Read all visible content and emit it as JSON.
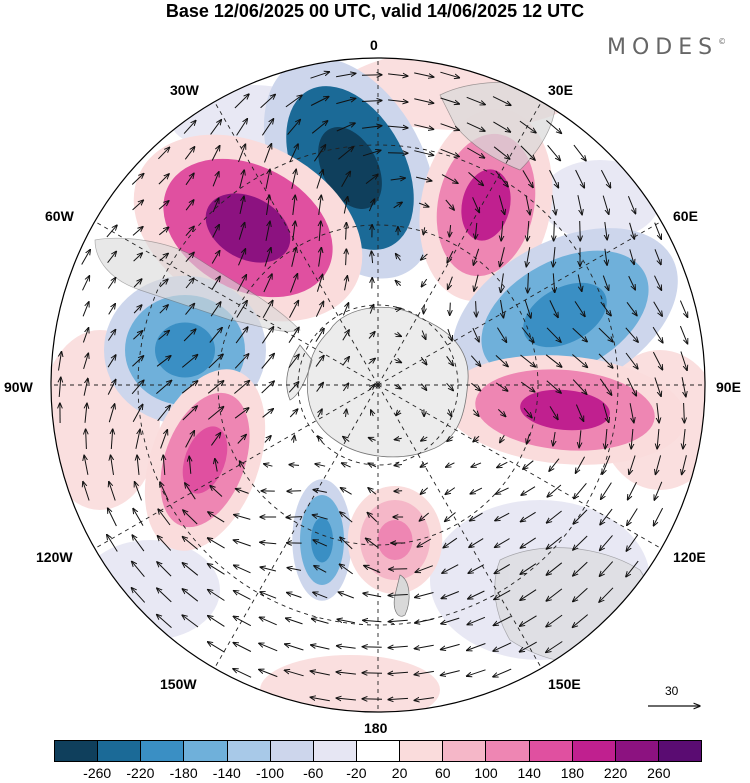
{
  "title": "Base 12/06/2025 00 UTC, valid 14/06/2025 12 UTC",
  "logo": "MODES",
  "logo_mark": "©",
  "longitude_labels": {
    "lon_0": "0",
    "lon_30e": "30E",
    "lon_60e": "60E",
    "lon_90e": "90E",
    "lon_120e": "120E",
    "lon_150e": "150E",
    "lon_180": "180",
    "lon_150w": "150W",
    "lon_120w": "120W",
    "lon_90w": "90W",
    "lon_60w": "60W",
    "lon_30w": "30W"
  },
  "vector_scale_label": "30",
  "colorbar": {
    "colors": [
      "#0f3f5c",
      "#1b6a97",
      "#3a8fc4",
      "#6fb0da",
      "#a8c9e8",
      "#cdd6ec",
      "#e6e6f3",
      "#ffffff",
      "#fadcdc",
      "#f5b7c8",
      "#ee86b3",
      "#e050a0",
      "#c0208f",
      "#8c1280",
      "#5a0c72"
    ],
    "ticks": [
      "-260",
      "-220",
      "-180",
      "-140",
      "-100",
      "-60",
      "-20",
      "20",
      "60",
      "100",
      "140",
      "180",
      "220",
      "260"
    ]
  },
  "anomalies": [
    {
      "name": "blue-0",
      "color": "#1b6a97",
      "inner": "#0f3f5c"
    },
    {
      "name": "pink-45w",
      "color": "#e050a0",
      "inner": "#8c1280"
    },
    {
      "name": "pink-40e",
      "color": "#ee86b3",
      "inner": "#c0208f"
    },
    {
      "name": "blue-70e",
      "color": "#6fb0da",
      "inner": "#3a8fc4"
    },
    {
      "name": "pink-95e",
      "color": "#ee86b3",
      "inner": "#c0208f"
    },
    {
      "name": "blue-80w",
      "color": "#6fb0da",
      "inner": "#3a8fc4"
    },
    {
      "name": "pink-105w",
      "color": "#ee86b3",
      "inner": "#e050a0"
    },
    {
      "name": "blue-165w",
      "color": "#6fb0da",
      "inner": "#3a8fc4"
    },
    {
      "name": "pink-175e",
      "color": "#f5b7c8",
      "inner": "#ee86b3"
    }
  ]
}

┄┄┄┄┄┄

• [Aim] Copy all lines above containing the string "pink".

• [Reply]
      "name": "pink-45w",
      "name": "pink-40e",
      "name": "pink-95e",
      "name": "pink-105w",
      "name": "pink-175e",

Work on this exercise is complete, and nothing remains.